Required work:
Provide an exact transcription of all the records.

Record list:
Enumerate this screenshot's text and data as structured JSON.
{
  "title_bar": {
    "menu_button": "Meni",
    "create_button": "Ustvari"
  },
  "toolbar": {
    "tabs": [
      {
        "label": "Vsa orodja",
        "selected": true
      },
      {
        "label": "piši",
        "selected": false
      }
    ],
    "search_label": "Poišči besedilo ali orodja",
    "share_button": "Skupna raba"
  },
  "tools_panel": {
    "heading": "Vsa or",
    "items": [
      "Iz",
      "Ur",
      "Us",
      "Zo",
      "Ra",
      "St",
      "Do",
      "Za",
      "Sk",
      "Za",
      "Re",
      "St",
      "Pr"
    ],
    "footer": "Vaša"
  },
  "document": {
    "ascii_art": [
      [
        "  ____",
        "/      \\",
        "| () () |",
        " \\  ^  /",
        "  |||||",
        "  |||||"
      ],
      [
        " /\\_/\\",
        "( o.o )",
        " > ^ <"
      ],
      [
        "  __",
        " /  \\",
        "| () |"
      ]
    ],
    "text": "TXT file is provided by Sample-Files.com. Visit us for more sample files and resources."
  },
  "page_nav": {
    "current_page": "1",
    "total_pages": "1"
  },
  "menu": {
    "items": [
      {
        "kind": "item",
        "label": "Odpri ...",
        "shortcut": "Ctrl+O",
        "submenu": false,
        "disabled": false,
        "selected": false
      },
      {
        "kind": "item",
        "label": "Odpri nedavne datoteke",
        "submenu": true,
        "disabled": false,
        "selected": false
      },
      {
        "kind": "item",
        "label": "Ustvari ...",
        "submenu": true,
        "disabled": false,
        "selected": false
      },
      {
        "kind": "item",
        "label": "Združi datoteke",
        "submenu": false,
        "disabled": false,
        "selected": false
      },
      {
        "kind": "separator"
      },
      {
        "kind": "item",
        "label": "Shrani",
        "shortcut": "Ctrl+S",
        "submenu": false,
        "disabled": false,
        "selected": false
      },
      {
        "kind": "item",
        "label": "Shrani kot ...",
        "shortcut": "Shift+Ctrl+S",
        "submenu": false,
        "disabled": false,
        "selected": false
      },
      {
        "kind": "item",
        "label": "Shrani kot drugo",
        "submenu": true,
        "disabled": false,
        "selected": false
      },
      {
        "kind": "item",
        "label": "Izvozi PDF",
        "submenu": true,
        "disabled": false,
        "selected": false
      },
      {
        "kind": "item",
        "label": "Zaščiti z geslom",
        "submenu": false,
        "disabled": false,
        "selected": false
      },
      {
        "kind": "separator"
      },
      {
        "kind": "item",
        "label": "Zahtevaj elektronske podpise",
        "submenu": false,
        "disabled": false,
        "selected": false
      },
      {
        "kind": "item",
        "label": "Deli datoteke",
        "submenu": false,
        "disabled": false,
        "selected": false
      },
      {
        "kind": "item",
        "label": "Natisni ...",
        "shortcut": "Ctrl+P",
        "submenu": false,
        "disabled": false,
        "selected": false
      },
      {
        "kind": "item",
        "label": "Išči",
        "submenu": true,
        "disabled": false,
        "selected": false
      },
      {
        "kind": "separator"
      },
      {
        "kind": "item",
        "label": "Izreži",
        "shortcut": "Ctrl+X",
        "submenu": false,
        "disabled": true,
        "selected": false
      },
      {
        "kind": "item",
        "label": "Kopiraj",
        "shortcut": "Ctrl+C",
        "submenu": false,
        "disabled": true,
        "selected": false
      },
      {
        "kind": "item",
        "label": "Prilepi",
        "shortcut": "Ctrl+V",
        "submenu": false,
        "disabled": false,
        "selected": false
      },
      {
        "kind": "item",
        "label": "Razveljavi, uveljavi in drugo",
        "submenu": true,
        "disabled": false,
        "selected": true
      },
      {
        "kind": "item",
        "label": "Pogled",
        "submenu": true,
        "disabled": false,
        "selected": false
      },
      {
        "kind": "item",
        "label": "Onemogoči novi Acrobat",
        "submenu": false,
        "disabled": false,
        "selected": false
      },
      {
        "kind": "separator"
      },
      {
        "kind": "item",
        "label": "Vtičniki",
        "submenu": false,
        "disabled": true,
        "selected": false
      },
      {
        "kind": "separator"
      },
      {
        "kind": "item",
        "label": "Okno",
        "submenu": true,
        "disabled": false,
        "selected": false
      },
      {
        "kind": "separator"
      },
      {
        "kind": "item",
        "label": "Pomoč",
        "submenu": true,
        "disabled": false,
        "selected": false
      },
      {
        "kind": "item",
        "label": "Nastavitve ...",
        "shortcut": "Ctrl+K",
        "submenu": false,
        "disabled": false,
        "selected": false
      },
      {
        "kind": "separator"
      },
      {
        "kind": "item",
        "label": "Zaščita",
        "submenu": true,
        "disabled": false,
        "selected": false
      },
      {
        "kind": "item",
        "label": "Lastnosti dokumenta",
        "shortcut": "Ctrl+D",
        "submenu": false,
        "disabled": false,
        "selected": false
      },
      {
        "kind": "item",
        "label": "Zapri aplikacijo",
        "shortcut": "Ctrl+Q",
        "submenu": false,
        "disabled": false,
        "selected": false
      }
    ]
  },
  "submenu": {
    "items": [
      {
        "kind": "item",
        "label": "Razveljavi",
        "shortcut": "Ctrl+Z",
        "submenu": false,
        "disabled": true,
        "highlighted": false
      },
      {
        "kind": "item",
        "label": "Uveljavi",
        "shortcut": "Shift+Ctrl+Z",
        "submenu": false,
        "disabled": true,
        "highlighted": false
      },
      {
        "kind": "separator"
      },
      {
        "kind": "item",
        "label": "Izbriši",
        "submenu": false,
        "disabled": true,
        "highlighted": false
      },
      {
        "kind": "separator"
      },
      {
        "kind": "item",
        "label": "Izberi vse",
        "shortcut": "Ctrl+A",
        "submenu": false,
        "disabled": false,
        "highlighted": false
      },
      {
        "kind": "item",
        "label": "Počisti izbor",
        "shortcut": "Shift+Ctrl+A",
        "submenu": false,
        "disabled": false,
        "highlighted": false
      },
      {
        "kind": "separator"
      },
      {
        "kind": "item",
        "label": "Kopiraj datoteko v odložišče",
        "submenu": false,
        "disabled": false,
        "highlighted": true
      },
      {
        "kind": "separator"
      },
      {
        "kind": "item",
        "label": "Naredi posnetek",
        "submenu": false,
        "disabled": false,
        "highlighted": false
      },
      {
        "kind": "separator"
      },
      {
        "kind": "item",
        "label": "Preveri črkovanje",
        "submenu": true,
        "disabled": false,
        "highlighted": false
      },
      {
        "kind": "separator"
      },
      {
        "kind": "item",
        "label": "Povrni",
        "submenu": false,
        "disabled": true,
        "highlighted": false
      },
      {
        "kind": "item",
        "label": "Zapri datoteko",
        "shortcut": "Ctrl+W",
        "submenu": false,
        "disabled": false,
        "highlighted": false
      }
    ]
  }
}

Full output:
Enumerate this screenshot's text and data as structured JSON.
{
  "title_bar": {
    "menu_button": "Meni",
    "create_button": "Ustvari"
  },
  "toolbar": {
    "tabs": [
      {
        "label": "Vsa orodja",
        "selected": true
      },
      {
        "label": "piši",
        "selected": false
      }
    ],
    "search_label": "Poišči besedilo ali orodja",
    "share_button": "Skupna raba"
  },
  "tools_panel": {
    "heading": "Vsa or",
    "items": [
      "Iz",
      "Ur",
      "Us",
      "Zo",
      "Ra",
      "St",
      "Do",
      "Za",
      "Sk",
      "Za",
      "Re",
      "St",
      "Pr"
    ],
    "footer": "Vaša"
  },
  "document": {
    "ascii_art": [
      [
        "  ____",
        "/      \\",
        "| () () |",
        " \\  ^  /",
        "  |||||",
        "  |||||"
      ],
      [
        " /\\_/\\",
        "( o.o )",
        " > ^ <"
      ],
      [
        "  __",
        " /  \\",
        "| () |"
      ]
    ],
    "text": "TXT file is provided by Sample-Files.com. Visit us for more sample files and resources."
  },
  "page_nav": {
    "current_page": "1",
    "total_pages": "1"
  },
  "menu": {
    "items": [
      {
        "kind": "item",
        "label": "Odpri ...",
        "shortcut": "Ctrl+O",
        "submenu": false,
        "disabled": false,
        "selected": false
      },
      {
        "kind": "item",
        "label": "Odpri nedavne datoteke",
        "submenu": true,
        "disabled": false,
        "selected": false
      },
      {
        "kind": "item",
        "label": "Ustvari ...",
        "submenu": true,
        "disabled": false,
        "selected": false
      },
      {
        "kind": "item",
        "label": "Združi datoteke",
        "submenu": false,
        "disabled": false,
        "selected": false
      },
      {
        "kind": "separator"
      },
      {
        "kind": "item",
        "label": "Shrani",
        "shortcut": "Ctrl+S",
        "submenu": false,
        "disabled": false,
        "selected": false
      },
      {
        "kind": "item",
        "label": "Shrani kot ...",
        "shortcut": "Shift+Ctrl+S",
        "submenu": false,
        "disabled": false,
        "selected": false
      },
      {
        "kind": "item",
        "label": "Shrani kot drugo",
        "submenu": true,
        "disabled": false,
        "selected": false
      },
      {
        "kind": "item",
        "label": "Izvozi PDF",
        "submenu": true,
        "disabled": false,
        "selected": false
      },
      {
        "kind": "item",
        "label": "Zaščiti z geslom",
        "submenu": false,
        "disabled": false,
        "selected": false
      },
      {
        "kind": "separator"
      },
      {
        "kind": "item",
        "label": "Zahtevaj elektronske podpise",
        "submenu": false,
        "disabled": false,
        "selected": false
      },
      {
        "kind": "item",
        "label": "Deli datoteke",
        "submenu": false,
        "disabled": false,
        "selected": false
      },
      {
        "kind": "item",
        "label": "Natisni ...",
        "shortcut": "Ctrl+P",
        "submenu": false,
        "disabled": false,
        "selected": false
      },
      {
        "kind": "item",
        "label": "Išči",
        "submenu": true,
        "disabled": false,
        "selected": false
      },
      {
        "kind": "separator"
      },
      {
        "kind": "item",
        "label": "Izreži",
        "shortcut": "Ctrl+X",
        "submenu": false,
        "disabled": true,
        "selected": false
      },
      {
        "kind": "item",
        "label": "Kopiraj",
        "shortcut": "Ctrl+C",
        "submenu": false,
        "disabled": true,
        "selected": false
      },
      {
        "kind": "item",
        "label": "Prilepi",
        "shortcut": "Ctrl+V",
        "submenu": false,
        "disabled": false,
        "selected": false
      },
      {
        "kind": "item",
        "label": "Razveljavi, uveljavi in drugo",
        "submenu": true,
        "disabled": false,
        "selected": true
      },
      {
        "kind": "item",
        "label": "Pogled",
        "submenu": true,
        "disabled": false,
        "selected": false
      },
      {
        "kind": "item",
        "label": "Onemogoči novi Acrobat",
        "submenu": false,
        "disabled": false,
        "selected": false
      },
      {
        "kind": "separator"
      },
      {
        "kind": "item",
        "label": "Vtičniki",
        "submenu": false,
        "disabled": true,
        "selected": false
      },
      {
        "kind": "separator"
      },
      {
        "kind": "item",
        "label": "Okno",
        "submenu": true,
        "disabled": false,
        "selected": false
      },
      {
        "kind": "separator"
      },
      {
        "kind": "item",
        "label": "Pomoč",
        "submenu": true,
        "disabled": false,
        "selected": false
      },
      {
        "kind": "item",
        "label": "Nastavitve ...",
        "shortcut": "Ctrl+K",
        "submenu": false,
        "disabled": false,
        "selected": false
      },
      {
        "kind": "separator"
      },
      {
        "kind": "item",
        "label": "Zaščita",
        "submenu": true,
        "disabled": false,
        "selected": false
      },
      {
        "kind": "item",
        "label": "Lastnosti dokumenta",
        "shortcut": "Ctrl+D",
        "submenu": false,
        "disabled": false,
        "selected": false
      },
      {
        "kind": "item",
        "label": "Zapri aplikacijo",
        "shortcut": "Ctrl+Q",
        "submenu": false,
        "disabled": false,
        "selected": false
      }
    ]
  },
  "submenu": {
    "items": [
      {
        "kind": "item",
        "label": "Razveljavi",
        "shortcut": "Ctrl+Z",
        "submenu": false,
        "disabled": true,
        "highlighted": false
      },
      {
        "kind": "item",
        "label": "Uveljavi",
        "shortcut": "Shift+Ctrl+Z",
        "submenu": false,
        "disabled": true,
        "highlighted": false
      },
      {
        "kind": "separator"
      },
      {
        "kind": "item",
        "label": "Izbriši",
        "submenu": false,
        "disabled": true,
        "highlighted": false
      },
      {
        "kind": "separator"
      },
      {
        "kind": "item",
        "label": "Izberi vse",
        "shortcut": "Ctrl+A",
        "submenu": false,
        "disabled": false,
        "highlighted": false
      },
      {
        "kind": "item",
        "label": "Počisti izbor",
        "shortcut": "Shift+Ctrl+A",
        "submenu": false,
        "disabled": false,
        "highlighted": false
      },
      {
        "kind": "separator"
      },
      {
        "kind": "item",
        "label": "Kopiraj datoteko v odložišče",
        "submenu": false,
        "disabled": false,
        "highlighted": true
      },
      {
        "kind": "separator"
      },
      {
        "kind": "item",
        "label": "Naredi posnetek",
        "submenu": false,
        "disabled": false,
        "highlighted": false
      },
      {
        "kind": "separator"
      },
      {
        "kind": "item",
        "label": "Preveri črkovanje",
        "submenu": true,
        "disabled": false,
        "highlighted": false
      },
      {
        "kind": "separator"
      },
      {
        "kind": "item",
        "label": "Povrni",
        "submenu": false,
        "disabled": true,
        "highlighted": false
      },
      {
        "kind": "item",
        "label": "Zapri datoteko",
        "shortcut": "Ctrl+W",
        "submenu": false,
        "disabled": false,
        "highlighted": false
      }
    ]
  }
}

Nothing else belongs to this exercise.